» **DIRECTIVE**
Reproduce all of the material word for word.

» **INFORMATION PROVIDED**

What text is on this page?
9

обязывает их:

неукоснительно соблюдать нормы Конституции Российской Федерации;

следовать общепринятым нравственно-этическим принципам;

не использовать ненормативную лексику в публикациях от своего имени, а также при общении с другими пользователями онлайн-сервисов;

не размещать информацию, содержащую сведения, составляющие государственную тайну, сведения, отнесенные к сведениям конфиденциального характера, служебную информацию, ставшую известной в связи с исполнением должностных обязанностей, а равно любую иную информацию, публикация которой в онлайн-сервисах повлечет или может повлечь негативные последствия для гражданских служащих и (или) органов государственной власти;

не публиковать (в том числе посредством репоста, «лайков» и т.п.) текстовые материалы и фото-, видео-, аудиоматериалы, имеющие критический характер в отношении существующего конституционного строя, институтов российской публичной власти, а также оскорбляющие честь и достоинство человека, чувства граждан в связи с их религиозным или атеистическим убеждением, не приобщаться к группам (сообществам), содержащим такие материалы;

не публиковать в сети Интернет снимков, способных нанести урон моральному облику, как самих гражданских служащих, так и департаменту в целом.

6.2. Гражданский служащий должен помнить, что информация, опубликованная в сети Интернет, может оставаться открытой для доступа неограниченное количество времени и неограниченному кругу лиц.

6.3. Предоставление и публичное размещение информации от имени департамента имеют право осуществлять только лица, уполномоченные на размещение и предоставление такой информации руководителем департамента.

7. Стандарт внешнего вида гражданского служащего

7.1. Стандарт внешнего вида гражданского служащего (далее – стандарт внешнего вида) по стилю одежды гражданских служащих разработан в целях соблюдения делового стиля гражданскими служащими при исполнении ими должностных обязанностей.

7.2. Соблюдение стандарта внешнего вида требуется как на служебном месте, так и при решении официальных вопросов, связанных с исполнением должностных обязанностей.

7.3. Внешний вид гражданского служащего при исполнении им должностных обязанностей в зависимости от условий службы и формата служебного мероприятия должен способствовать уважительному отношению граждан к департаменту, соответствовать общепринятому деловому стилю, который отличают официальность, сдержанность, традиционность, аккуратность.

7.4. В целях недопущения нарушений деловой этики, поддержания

» **THE COMPLETED TASK**
What text is on this page?
9

обязывает их:

неукоснительно соблюдать нормы Конституции Российской Федерации;

следовать общепринятым нравственно-этическим принципам;

не использовать ненормативную лексику в публикациях от своего имени, а также при общении с другими пользователями онлайн-сервисов;

не размещать информацию, содержащую сведения, составляющие государственную тайну, сведения, отнесенные к сведениям конфиденциального характера, служебную информацию, ставшую известной в связи с исполнением должностных обязанностей, а равно любую иную информацию, публикация которой в онлайн-сервисах повлечет или может повлечь негативные последствия для гражданских служащих и (или) органов государственной власти;

не публиковать (в том числе посредством репоста, «лайков» и т.п.) текстовые материалы и фото-, видео-, аудиоматериалы, имеющие критический характер в отношении существующего конституционного строя, институтов российской публичной власти, а также оскорбляющие честь и достоинство человека, чувства граждан в связи с их религиозным или атеистическим убеждением, не приобщаться к группам (сообществам), содержащим такие материалы;

не публиковать в сети Интернет снимков, способных нанести урон моральному облику, как самих гражданских служащих, так и департаменту в целом.

6.2. Гражданский служащий должен помнить, что информация, опубликованная в сети Интернет, может оставаться открытой для доступа неограниченное количество времени и неограниченному кругу лиц.

6.3. Предоставление и публичное размещение информации от имени департамента имеют право осуществлять только лица, уполномоченные на размещение и предоставление такой информации руководителем департамента.

7. Стандарт внешнего вида гражданского служащего

7.1. Стандарт внешнего вида гражданского служащего (далее – стандарт внешнего вида) по стилю одежды гражданских служащих разработан в целях соблюдения делового стиля гражданскими служащими при исполнении ими должностных обязанностей.

7.2. Соблюдение стандарта внешнего вида требуется как на служебном месте, так и при решении официальных вопросов, связанных с исполнением должностных обязанностей.

7.3. Внешний вид гражданского служащего при исполнении им должностных обязанностей в зависимости от условий службы и формата служебного мероприятия должен способствовать уважительному отношению граждан к департаменту, соответствовать общепринятому деловому стилю, который отличают официальность, сдержанность, традиционность, аккуратность.

7.4. В целях недопущения нарушений деловой этики, поддержания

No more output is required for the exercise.